§ **Your objective**
Exactly reproduce each record listed below.

§ **Stored records**
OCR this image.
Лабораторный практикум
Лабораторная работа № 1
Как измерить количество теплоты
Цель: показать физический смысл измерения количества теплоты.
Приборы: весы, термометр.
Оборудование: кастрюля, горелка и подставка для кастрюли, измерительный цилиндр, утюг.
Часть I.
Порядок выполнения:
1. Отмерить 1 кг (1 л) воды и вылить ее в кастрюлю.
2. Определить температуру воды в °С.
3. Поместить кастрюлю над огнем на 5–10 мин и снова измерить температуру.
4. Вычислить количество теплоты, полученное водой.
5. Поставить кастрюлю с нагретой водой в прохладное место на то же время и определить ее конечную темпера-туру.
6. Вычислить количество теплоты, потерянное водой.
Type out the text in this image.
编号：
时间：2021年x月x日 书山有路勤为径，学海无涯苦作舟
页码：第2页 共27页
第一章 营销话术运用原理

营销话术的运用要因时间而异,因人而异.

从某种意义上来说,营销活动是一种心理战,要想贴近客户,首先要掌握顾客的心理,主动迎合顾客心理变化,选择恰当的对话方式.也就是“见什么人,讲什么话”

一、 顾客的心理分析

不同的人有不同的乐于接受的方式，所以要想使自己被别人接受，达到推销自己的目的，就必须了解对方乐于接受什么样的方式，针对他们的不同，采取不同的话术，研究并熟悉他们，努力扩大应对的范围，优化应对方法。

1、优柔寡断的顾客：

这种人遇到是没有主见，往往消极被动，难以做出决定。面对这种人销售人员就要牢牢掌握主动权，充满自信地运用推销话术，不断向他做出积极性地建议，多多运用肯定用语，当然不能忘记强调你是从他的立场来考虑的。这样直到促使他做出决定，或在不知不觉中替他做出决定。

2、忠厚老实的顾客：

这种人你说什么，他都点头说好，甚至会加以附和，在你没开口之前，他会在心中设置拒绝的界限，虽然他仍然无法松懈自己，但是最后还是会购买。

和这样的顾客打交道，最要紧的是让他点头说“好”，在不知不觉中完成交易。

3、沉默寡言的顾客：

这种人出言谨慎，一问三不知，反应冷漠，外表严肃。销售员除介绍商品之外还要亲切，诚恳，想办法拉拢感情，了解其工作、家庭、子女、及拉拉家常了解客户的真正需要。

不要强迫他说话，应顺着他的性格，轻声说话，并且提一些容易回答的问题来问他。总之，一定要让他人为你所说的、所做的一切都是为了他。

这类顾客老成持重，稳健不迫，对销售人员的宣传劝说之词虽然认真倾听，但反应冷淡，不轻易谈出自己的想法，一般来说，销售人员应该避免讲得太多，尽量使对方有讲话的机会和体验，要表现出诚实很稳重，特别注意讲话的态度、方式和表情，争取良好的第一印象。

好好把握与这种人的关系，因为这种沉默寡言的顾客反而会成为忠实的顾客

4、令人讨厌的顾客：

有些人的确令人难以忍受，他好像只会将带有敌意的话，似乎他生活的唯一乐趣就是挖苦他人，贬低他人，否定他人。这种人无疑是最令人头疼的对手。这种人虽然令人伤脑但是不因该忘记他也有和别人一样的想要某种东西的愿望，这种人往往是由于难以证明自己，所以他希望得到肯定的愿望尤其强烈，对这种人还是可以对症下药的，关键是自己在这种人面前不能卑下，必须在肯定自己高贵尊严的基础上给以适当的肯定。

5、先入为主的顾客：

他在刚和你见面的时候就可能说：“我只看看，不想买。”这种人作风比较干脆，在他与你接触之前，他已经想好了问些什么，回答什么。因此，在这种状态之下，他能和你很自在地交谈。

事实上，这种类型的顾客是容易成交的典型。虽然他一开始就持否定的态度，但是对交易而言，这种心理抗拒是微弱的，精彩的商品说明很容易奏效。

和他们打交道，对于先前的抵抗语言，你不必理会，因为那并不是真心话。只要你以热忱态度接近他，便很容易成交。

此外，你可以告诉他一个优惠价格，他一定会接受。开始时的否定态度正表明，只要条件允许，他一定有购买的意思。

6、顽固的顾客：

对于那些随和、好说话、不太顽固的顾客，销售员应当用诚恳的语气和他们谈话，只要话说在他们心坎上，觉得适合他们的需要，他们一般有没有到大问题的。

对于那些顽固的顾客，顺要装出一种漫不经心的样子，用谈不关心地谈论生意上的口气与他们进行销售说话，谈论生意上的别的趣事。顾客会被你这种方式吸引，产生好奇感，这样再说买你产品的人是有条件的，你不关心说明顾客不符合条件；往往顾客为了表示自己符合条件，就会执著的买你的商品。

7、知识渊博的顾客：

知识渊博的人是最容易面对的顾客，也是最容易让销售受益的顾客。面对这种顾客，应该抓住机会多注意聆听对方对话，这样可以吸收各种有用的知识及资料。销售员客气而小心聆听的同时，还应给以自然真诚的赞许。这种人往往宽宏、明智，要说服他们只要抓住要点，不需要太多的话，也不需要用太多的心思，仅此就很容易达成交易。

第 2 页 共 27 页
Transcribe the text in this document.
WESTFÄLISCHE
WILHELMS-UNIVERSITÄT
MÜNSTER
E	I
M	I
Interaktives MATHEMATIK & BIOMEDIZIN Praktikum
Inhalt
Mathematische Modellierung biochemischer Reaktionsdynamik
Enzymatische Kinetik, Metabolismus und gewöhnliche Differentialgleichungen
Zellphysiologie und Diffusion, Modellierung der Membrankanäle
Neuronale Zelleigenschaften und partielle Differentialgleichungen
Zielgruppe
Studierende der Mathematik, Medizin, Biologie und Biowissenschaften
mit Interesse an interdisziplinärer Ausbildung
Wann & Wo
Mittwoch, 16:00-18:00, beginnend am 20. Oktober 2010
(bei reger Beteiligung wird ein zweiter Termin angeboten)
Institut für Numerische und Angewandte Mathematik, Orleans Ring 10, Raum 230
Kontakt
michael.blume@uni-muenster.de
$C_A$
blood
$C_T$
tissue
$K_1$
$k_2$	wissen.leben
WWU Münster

§ **The completed task**
OCR this image.
Лабораторный практикум
Лабораторная работа № 1
Как измерить количество теплоты
Цель: показать физический смысл измерения количества теплоты.
Приборы: весы, термометр.
Оборудование: кастрюля, горелка и подставка для кастрюли, измерительный цилиндр, утюг.
Часть I.
Порядок выполнения:
1. Отмерить 1 кг (1 л) воды и вылить ее в кастрюлю.
2. Определить температуру воды в °С.
3. Поместить кастрюлю над огнем на 5–10 мин и снова измерить температуру.
4. Вычислить количество теплоты, полученное водой.
5. Поставить кастрюлю с нагретой водой в прохладное место на то же время и определить ее конечную темпера-туру.
6. Вычислить количество теплоты, потерянное водой.
Type out the text in this image.
编号：
时间：2021年x月x日 书山有路勤为径，学海无涯苦作舟
页码：第2页 共27页
第一章 营销话术运用原理

营销话术的运用要因时间而异,因人而异.

从某种意义上来说,营销活动是一种心理战,要想贴近客户,首先要掌握顾客的心理,主动迎合顾客心理变化,选择恰当的对话方式.也就是“见什么人,讲什么话”

一、 顾客的心理分析

不同的人有不同的乐于接受的方式，所以要想使自己被别人接受，达到推销自己的目的，就必须了解对方乐于接受什么样的方式，针对他们的不同，采取不同的话术，研究并熟悉他们，努力扩大应对的范围，优化应对方法。

1、优柔寡断的顾客：

这种人遇到是没有主见，往往消极被动，难以做出决定。面对这种人销售人员就要牢牢掌握主动权，充满自信地运用推销话术，不断向他做出积极性地建议，多多运用肯定用语，当然不能忘记强调你是从他的立场来考虑的。这样直到促使他做出决定，或在不知不觉中替他做出决定。

2、忠厚老实的顾客：

这种人你说什么，他都点头说好，甚至会加以附和，在你没开口之前，他会在心中设置拒绝的界限，虽然他仍然无法松懈自己，但是最后还是会购买。

和这样的顾客打交道，最要紧的是让他点头说“好”，在不知不觉中完成交易。

3、沉默寡言的顾客：

这种人出言谨慎，一问三不知，反应冷漠，外表严肃。销售员除介绍商品之外还要亲切，诚恳，想办法拉拢感情，了解其工作、家庭、子女、及拉拉家常了解客户的真正需要。

不要强迫他说话，应顺着他的性格，轻声说话，并且提一些容易回答的问题来问他。总之，一定要让他人为你所说的、所做的一切都是为了他。

这类顾客老成持重，稳健不迫，对销售人员的宣传劝说之词虽然认真倾听，但反应冷淡，不轻易谈出自己的想法，一般来说，销售人员应该避免讲得太多，尽量使对方有讲话的机会和体验，要表现出诚实很稳重，特别注意讲话的态度、方式和表情，争取良好的第一印象。

好好把握与这种人的关系，因为这种沉默寡言的顾客反而会成为忠实的顾客

4、令人讨厌的顾客：

有些人的确令人难以忍受，他好像只会将带有敌意的话，似乎他生活的唯一乐趣就是挖苦他人，贬低他人，否定他人。这种人无疑是最令人头疼的对手。这种人虽然令人伤脑但是不因该忘记他也有和别人一样的想要某种东西的愿望，这种人往往是由于难以证明自己，所以他希望得到肯定的愿望尤其强烈，对这种人还是可以对症下药的，关键是自己在这种人面前不能卑下，必须在肯定自己高贵尊严的基础上给以适当的肯定。

5、先入为主的顾客：

他在刚和你见面的时候就可能说：“我只看看，不想买。”这种人作风比较干脆，在他与你接触之前，他已经想好了问些什么，回答什么。因此，在这种状态之下，他能和你很自在地交谈。

事实上，这种类型的顾客是容易成交的典型。虽然他一开始就持否定的态度，但是对交易而言，这种心理抗拒是微弱的，精彩的商品说明很容易奏效。

和他们打交道，对于先前的抵抗语言，你不必理会，因为那并不是真心话。只要你以热忱态度接近他，便很容易成交。

此外，你可以告诉他一个优惠价格，他一定会接受。开始时的否定态度正表明，只要条件允许，他一定有购买的意思。

6、顽固的顾客：

对于那些随和、好说话、不太顽固的顾客，销售员应当用诚恳的语气和他们谈话，只要话说在他们心坎上，觉得适合他们的需要，他们一般有没有到大问题的。

对于那些顽固的顾客，顺要装出一种漫不经心的样子，用谈不关心地谈论生意上的口气与他们进行销售说话，谈论生意上的别的趣事。顾客会被你这种方式吸引，产生好奇感，这样再说买你产品的人是有条件的，你不关心说明顾客不符合条件；往往顾客为了表示自己符合条件，就会执著的买你的商品。

7、知识渊博的顾客：

知识渊博的人是最容易面对的顾客，也是最容易让销售受益的顾客。面对这种顾客，应该抓住机会多注意聆听对方对话，这样可以吸收各种有用的知识及资料。销售员客气而小心聆听的同时，还应给以自然真诚的赞许。这种人往往宽宏、明智，要说服他们只要抓住要点，不需要太多的话，也不需要用太多的心思，仅此就很容易达成交易。

第 2 页 共 27 页
Transcribe the text in this document.
WESTFÄLISCHE
WILHELMS-UNIVERSITÄT
MÜNSTER
E	I
M	I
Interaktives MATHEMATIK & BIOMEDIZIN Praktikum
Inhalt
Mathematische Modellierung biochemischer Reaktionsdynamik
Enzymatische Kinetik, Metabolismus und gewöhnliche Differentialgleichungen
Zellphysiologie und Diffusion, Modellierung der Membrankanäle
Neuronale Zelleigenschaften und partielle Differentialgleichungen
Zielgruppe
Studierende der Mathematik, Medizin, Biologie und Biowissenschaften
mit Interesse an interdisziplinärer Ausbildung
Wann & Wo
Mittwoch, 16:00-18:00, beginnend am 20. Oktober 2010
(bei reger Beteiligung wird ein zweiter Termin angeboten)
Institut für Numerische und Angewandte Mathematik, Orleans Ring 10, Raum 230
Kontakt
michael.blume@uni-muenster.de
$C_A$
blood
$C_T$
tissue
$K_1$
$k_2$	wissen.leben
WWU Münster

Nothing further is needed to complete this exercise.